▸ **THE REQUEST**
Without the pictures, set down the records below word for word.

Dataset rows about figures:
--- START ---

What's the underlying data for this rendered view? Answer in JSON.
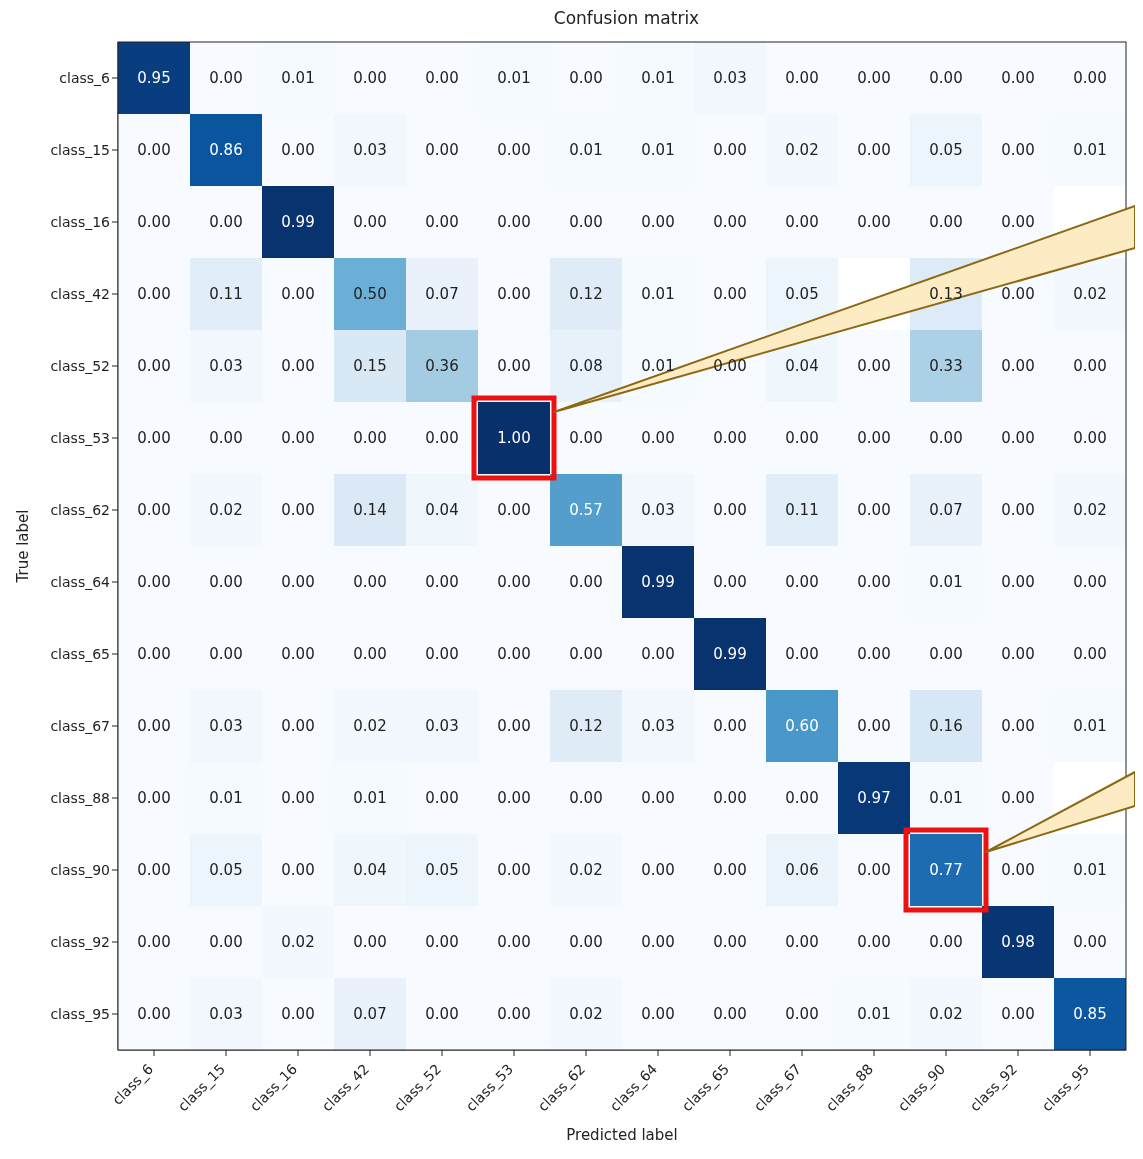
{
  "chart_data": {
    "type": "heatmap",
    "title": "Confusion matrix",
    "xlabel": "Predicted label",
    "ylabel": "True label",
    "categories": [
      "class_6",
      "class_15",
      "class_16",
      "class_42",
      "class_52",
      "class_53",
      "class_62",
      "class_64",
      "class_65",
      "class_67",
      "class_88",
      "class_90",
      "class_92",
      "class_95"
    ],
    "y_categories": [
      "class_6",
      "class_15",
      "class_16",
      "class_42",
      "class_52",
      "class_53",
      "class_62",
      "class_64",
      "class_65",
      "class_67",
      "class_88",
      "class_90",
      "class_92",
      "class_95"
    ],
    "cells": [
      [
        0.95,
        0,
        0.01,
        0,
        0,
        0.01,
        0,
        0.01,
        0.03,
        0,
        0,
        0,
        0,
        0
      ],
      [
        0,
        0.86,
        0,
        0.03,
        0,
        0,
        0.01,
        0.01,
        0,
        0.02,
        0,
        0.05,
        0,
        0.01
      ],
      [
        0,
        0,
        0.99,
        0,
        0,
        0,
        0,
        0,
        0,
        0,
        0,
        0,
        0,
        null
      ],
      [
        0,
        0.11,
        0,
        0.5,
        0.07,
        0,
        0.12,
        0.01,
        0,
        0.05,
        null,
        0.13,
        0,
        0.02
      ],
      [
        0,
        0.03,
        0,
        0.15,
        0.36,
        0,
        0.08,
        0.01,
        0,
        0.04,
        0,
        0.33,
        0,
        0
      ],
      [
        0,
        0,
        0,
        0,
        0,
        1.0,
        0,
        0,
        0,
        0,
        0,
        0,
        0,
        0
      ],
      [
        0,
        0.02,
        0,
        0.14,
        0.04,
        0,
        0.57,
        0.03,
        0,
        0.11,
        0,
        0.07,
        0,
        0.02
      ],
      [
        0,
        0,
        0,
        0,
        0,
        0,
        0,
        0.99,
        0,
        0,
        0,
        0.01,
        0,
        0
      ],
      [
        0,
        0,
        0,
        0,
        0,
        0,
        0,
        0,
        0.99,
        0,
        0,
        0,
        0,
        0
      ],
      [
        0,
        0.03,
        0,
        0.02,
        0.03,
        0,
        0.12,
        0.03,
        0,
        0.6,
        0,
        0.16,
        0,
        0.01
      ],
      [
        0,
        0.01,
        0,
        0.01,
        0,
        0,
        0,
        0,
        0,
        0,
        0.97,
        0.01,
        0,
        null
      ],
      [
        0,
        0.05,
        0,
        0.04,
        0.05,
        0,
        0.02,
        0,
        0,
        0.06,
        0,
        0.77,
        0,
        0.01
      ],
      [
        0,
        0,
        0.02,
        0,
        0,
        0,
        0,
        0,
        0,
        0,
        0,
        0,
        0.98,
        0
      ],
      [
        0,
        0.03,
        0,
        0.07,
        0,
        0,
        0.02,
        0,
        0,
        0,
        0.01,
        0.02,
        0,
        0.85
      ]
    ],
    "cell_labels": [
      [
        "0.95",
        "0.00",
        "0.01",
        "0.00",
        "0.00",
        "0.01",
        "0.00",
        "0.01",
        "0.03",
        "0.00",
        "0.00",
        "0.00",
        "0.00",
        "0.00"
      ],
      [
        "0.00",
        "0.86",
        "0.00",
        "0.03",
        "0.00",
        "0.00",
        "0.01",
        "0.01",
        "0.00",
        "0.02",
        "0.00",
        "0.05",
        "0.00",
        "0.01"
      ],
      [
        "0.00",
        "0.00",
        "0.99",
        "0.00",
        "0.00",
        "0.00",
        "0.00",
        "0.00",
        "0.00",
        "0.00",
        "0.00",
        "0.00",
        "0.00",
        null
      ],
      [
        "0.00",
        "0.11",
        "0.00",
        "0.50",
        "0.07",
        "0.00",
        "0.12",
        "0.01",
        "0.00",
        "0.05",
        null,
        "0.13",
        "0.00",
        "0.02"
      ],
      [
        "0.00",
        "0.03",
        "0.00",
        "0.15",
        "0.36",
        "0.00",
        "0.08",
        "0.01",
        "0.00",
        "0.04",
        "0.00",
        "0.33",
        "0.00",
        "0.00"
      ],
      [
        "0.00",
        "0.00",
        "0.00",
        "0.00",
        "0.00",
        "1.00",
        "0.00",
        "0.00",
        "0.00",
        "0.00",
        "0.00",
        "0.00",
        "0.00",
        "0.00"
      ],
      [
        "0.00",
        "0.02",
        "0.00",
        "0.14",
        "0.04",
        "0.00",
        "0.57",
        "0.03",
        "0.00",
        "0.11",
        "0.00",
        "0.07",
        "0.00",
        "0.02"
      ],
      [
        "0.00",
        "0.00",
        "0.00",
        "0.00",
        "0.00",
        "0.00",
        "0.00",
        "0.99",
        "0.00",
        "0.00",
        "0.00",
        "0.01",
        "0.00",
        "0.00"
      ],
      [
        "0.00",
        "0.00",
        "0.00",
        "0.00",
        "0.00",
        "0.00",
        "0.00",
        "0.00",
        "0.99",
        "0.00",
        "0.00",
        "0.00",
        "0.00",
        "0.00"
      ],
      [
        "0.00",
        "0.03",
        "0.00",
        "0.02",
        "0.03",
        "0.00",
        "0.12",
        "0.03",
        "0.00",
        "0.60",
        "0.00",
        "0.16",
        "0.00",
        "0.01"
      ],
      [
        "0.00",
        "0.01",
        "0.00",
        "0.01",
        "0.00",
        "0.00",
        "0.00",
        "0.00",
        "0.00",
        "0.00",
        "0.97",
        "0.01",
        "0.00",
        null
      ],
      [
        "0.00",
        "0.05",
        "0.00",
        "0.04",
        "0.05",
        "0.00",
        "0.02",
        "0.00",
        "0.00",
        "0.06",
        "0.00",
        "0.77",
        "0.00",
        "0.01"
      ],
      [
        "0.00",
        "0.00",
        "0.02",
        "0.00",
        "0.00",
        "0.00",
        "0.00",
        "0.00",
        "0.00",
        "0.00",
        "0.00",
        "0.00",
        "0.98",
        "0.00"
      ],
      [
        "0.00",
        "0.03",
        "0.00",
        "0.07",
        "0.00",
        "0.00",
        "0.02",
        "0.00",
        "0.00",
        "0.00",
        "0.01",
        "0.02",
        "0.00",
        "0.85"
      ]
    ]
  }
}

--- END ---

▸ **EXERCISE RESULT**
What's the underlying data for this rendered view? Answer in JSON.
{
  "chart_data": {
    "type": "heatmap",
    "title": "Confusion matrix",
    "xlabel": "Predicted label",
    "ylabel": "True label",
    "categories": [
      "class_6",
      "class_15",
      "class_16",
      "class_42",
      "class_52",
      "class_53",
      "class_62",
      "class_64",
      "class_65",
      "class_67",
      "class_88",
      "class_90",
      "class_92",
      "class_95"
    ],
    "y_categories": [
      "class_6",
      "class_15",
      "class_16",
      "class_42",
      "class_52",
      "class_53",
      "class_62",
      "class_64",
      "class_65",
      "class_67",
      "class_88",
      "class_90",
      "class_92",
      "class_95"
    ],
    "cells": [
      [
        0.95,
        0,
        0.01,
        0,
        0,
        0.01,
        0,
        0.01,
        0.03,
        0,
        0,
        0,
        0,
        0
      ],
      [
        0,
        0.86,
        0,
        0.03,
        0,
        0,
        0.01,
        0.01,
        0,
        0.02,
        0,
        0.05,
        0,
        0.01
      ],
      [
        0,
        0,
        0.99,
        0,
        0,
        0,
        0,
        0,
        0,
        0,
        0,
        0,
        0,
        null
      ],
      [
        0,
        0.11,
        0,
        0.5,
        0.07,
        0,
        0.12,
        0.01,
        0,
        0.05,
        null,
        0.13,
        0,
        0.02
      ],
      [
        0,
        0.03,
        0,
        0.15,
        0.36,
        0,
        0.08,
        0.01,
        0,
        0.04,
        0,
        0.33,
        0,
        0
      ],
      [
        0,
        0,
        0,
        0,
        0,
        1.0,
        0,
        0,
        0,
        0,
        0,
        0,
        0,
        0
      ],
      [
        0,
        0.02,
        0,
        0.14,
        0.04,
        0,
        0.57,
        0.03,
        0,
        0.11,
        0,
        0.07,
        0,
        0.02
      ],
      [
        0,
        0,
        0,
        0,
        0,
        0,
        0,
        0.99,
        0,
        0,
        0,
        0.01,
        0,
        0
      ],
      [
        0,
        0,
        0,
        0,
        0,
        0,
        0,
        0,
        0.99,
        0,
        0,
        0,
        0,
        0
      ],
      [
        0,
        0.03,
        0,
        0.02,
        0.03,
        0,
        0.12,
        0.03,
        0,
        0.6,
        0,
        0.16,
        0,
        0.01
      ],
      [
        0,
        0.01,
        0,
        0.01,
        0,
        0,
        0,
        0,
        0,
        0,
        0.97,
        0.01,
        0,
        null
      ],
      [
        0,
        0.05,
        0,
        0.04,
        0.05,
        0,
        0.02,
        0,
        0,
        0.06,
        0,
        0.77,
        0,
        0.01
      ],
      [
        0,
        0,
        0.02,
        0,
        0,
        0,
        0,
        0,
        0,
        0,
        0,
        0,
        0.98,
        0
      ],
      [
        0,
        0.03,
        0,
        0.07,
        0,
        0,
        0.02,
        0,
        0,
        0,
        0.01,
        0.02,
        0,
        0.85
      ]
    ],
    "cell_labels": [
      [
        "0.95",
        "0.00",
        "0.01",
        "0.00",
        "0.00",
        "0.01",
        "0.00",
        "0.01",
        "0.03",
        "0.00",
        "0.00",
        "0.00",
        "0.00",
        "0.00"
      ],
      [
        "0.00",
        "0.86",
        "0.00",
        "0.03",
        "0.00",
        "0.00",
        "0.01",
        "0.01",
        "0.00",
        "0.02",
        "0.00",
        "0.05",
        "0.00",
        "0.01"
      ],
      [
        "0.00",
        "0.00",
        "0.99",
        "0.00",
        "0.00",
        "0.00",
        "0.00",
        "0.00",
        "0.00",
        "0.00",
        "0.00",
        "0.00",
        "0.00",
        null
      ],
      [
        "0.00",
        "0.11",
        "0.00",
        "0.50",
        "0.07",
        "0.00",
        "0.12",
        "0.01",
        "0.00",
        "0.05",
        null,
        "0.13",
        "0.00",
        "0.02"
      ],
      [
        "0.00",
        "0.03",
        "0.00",
        "0.15",
        "0.36",
        "0.00",
        "0.08",
        "0.01",
        "0.00",
        "0.04",
        "0.00",
        "0.33",
        "0.00",
        "0.00"
      ],
      [
        "0.00",
        "0.00",
        "0.00",
        "0.00",
        "0.00",
        "1.00",
        "0.00",
        "0.00",
        "0.00",
        "0.00",
        "0.00",
        "0.00",
        "0.00",
        "0.00"
      ],
      [
        "0.00",
        "0.02",
        "0.00",
        "0.14",
        "0.04",
        "0.00",
        "0.57",
        "0.03",
        "0.00",
        "0.11",
        "0.00",
        "0.07",
        "0.00",
        "0.02"
      ],
      [
        "0.00",
        "0.00",
        "0.00",
        "0.00",
        "0.00",
        "0.00",
        "0.00",
        "0.99",
        "0.00",
        "0.00",
        "0.00",
        "0.01",
        "0.00",
        "0.00"
      ],
      [
        "0.00",
        "0.00",
        "0.00",
        "0.00",
        "0.00",
        "0.00",
        "0.00",
        "0.00",
        "0.99",
        "0.00",
        "0.00",
        "0.00",
        "0.00",
        "0.00"
      ],
      [
        "0.00",
        "0.03",
        "0.00",
        "0.02",
        "0.03",
        "0.00",
        "0.12",
        "0.03",
        "0.00",
        "0.60",
        "0.00",
        "0.16",
        "0.00",
        "0.01"
      ],
      [
        "0.00",
        "0.01",
        "0.00",
        "0.01",
        "0.00",
        "0.00",
        "0.00",
        "0.00",
        "0.00",
        "0.00",
        "0.97",
        "0.01",
        "0.00",
        null
      ],
      [
        "0.00",
        "0.05",
        "0.00",
        "0.04",
        "0.05",
        "0.00",
        "0.02",
        "0.00",
        "0.00",
        "0.06",
        "0.00",
        "0.77",
        "0.00",
        "0.01"
      ],
      [
        "0.00",
        "0.00",
        "0.02",
        "0.00",
        "0.00",
        "0.00",
        "0.00",
        "0.00",
        "0.00",
        "0.00",
        "0.00",
        "0.00",
        "0.98",
        "0.00"
      ],
      [
        "0.00",
        "0.03",
        "0.00",
        "0.07",
        "0.00",
        "0.00",
        "0.02",
        "0.00",
        "0.00",
        "0.00",
        "0.01",
        "0.02",
        "0.00",
        "0.85"
      ]
    ]
  }
}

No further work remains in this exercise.